*YOUR TASK*
From the listing below, pull out all lines with "Orçamento" in them.

======== MATERIALS PROVIDED ========

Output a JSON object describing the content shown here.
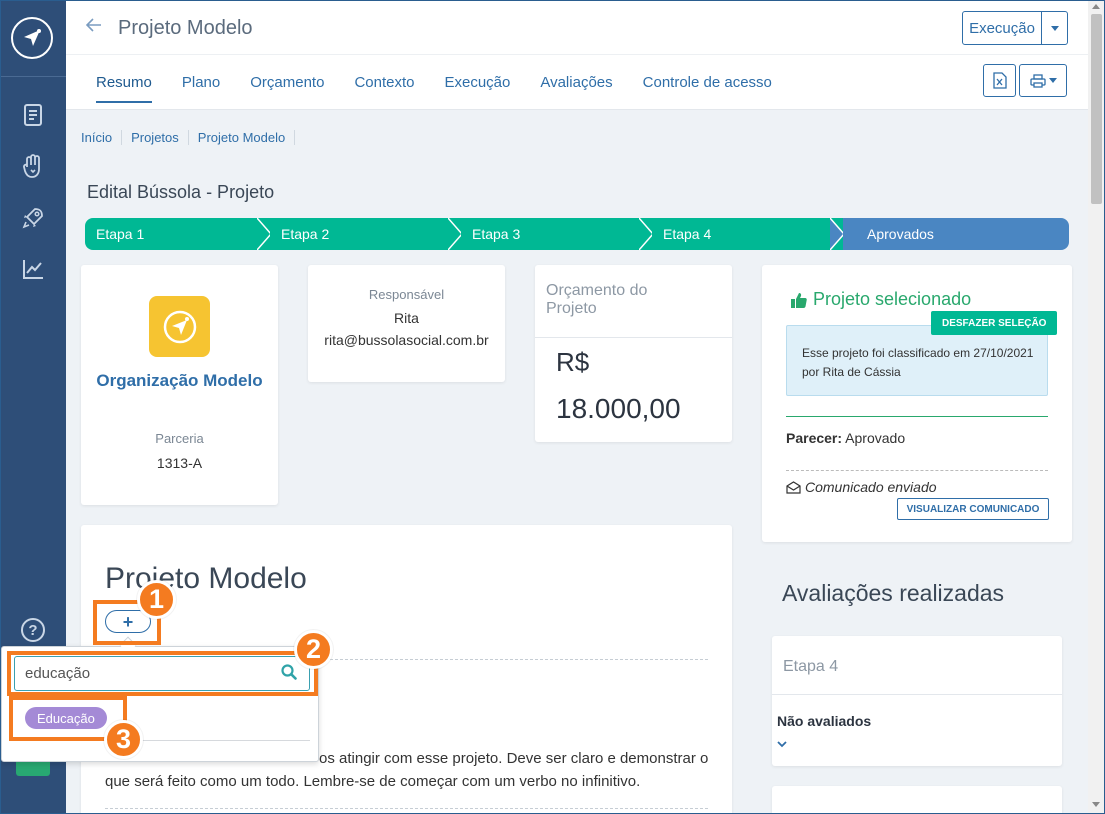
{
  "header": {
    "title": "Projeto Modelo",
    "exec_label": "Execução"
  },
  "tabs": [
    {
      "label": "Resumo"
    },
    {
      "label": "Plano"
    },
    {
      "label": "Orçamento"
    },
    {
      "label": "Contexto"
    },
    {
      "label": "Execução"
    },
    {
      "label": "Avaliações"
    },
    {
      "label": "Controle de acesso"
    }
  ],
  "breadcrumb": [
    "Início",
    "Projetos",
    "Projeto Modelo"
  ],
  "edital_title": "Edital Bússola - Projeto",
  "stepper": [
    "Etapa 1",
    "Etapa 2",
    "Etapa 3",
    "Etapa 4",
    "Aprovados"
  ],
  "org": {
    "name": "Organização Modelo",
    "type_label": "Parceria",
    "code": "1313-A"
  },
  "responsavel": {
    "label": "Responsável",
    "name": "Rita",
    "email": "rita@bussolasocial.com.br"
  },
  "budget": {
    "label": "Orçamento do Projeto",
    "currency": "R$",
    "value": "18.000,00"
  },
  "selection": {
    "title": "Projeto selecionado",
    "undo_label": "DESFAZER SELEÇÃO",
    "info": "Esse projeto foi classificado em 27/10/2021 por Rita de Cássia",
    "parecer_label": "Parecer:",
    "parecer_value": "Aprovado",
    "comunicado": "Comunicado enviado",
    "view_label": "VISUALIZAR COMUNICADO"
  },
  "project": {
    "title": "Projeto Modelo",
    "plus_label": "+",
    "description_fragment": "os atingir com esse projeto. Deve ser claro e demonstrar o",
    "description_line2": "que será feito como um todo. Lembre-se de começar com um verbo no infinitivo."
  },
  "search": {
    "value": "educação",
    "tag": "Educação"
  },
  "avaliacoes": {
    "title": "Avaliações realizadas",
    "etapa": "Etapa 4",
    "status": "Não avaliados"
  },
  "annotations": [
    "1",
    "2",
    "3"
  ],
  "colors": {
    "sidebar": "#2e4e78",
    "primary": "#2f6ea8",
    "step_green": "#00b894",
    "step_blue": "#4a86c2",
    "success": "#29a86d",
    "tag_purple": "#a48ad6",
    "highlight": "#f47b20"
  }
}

========

*ANSWER IN FULL*
      "label": "Orçamento"
    "label": "Orçamento do Projeto",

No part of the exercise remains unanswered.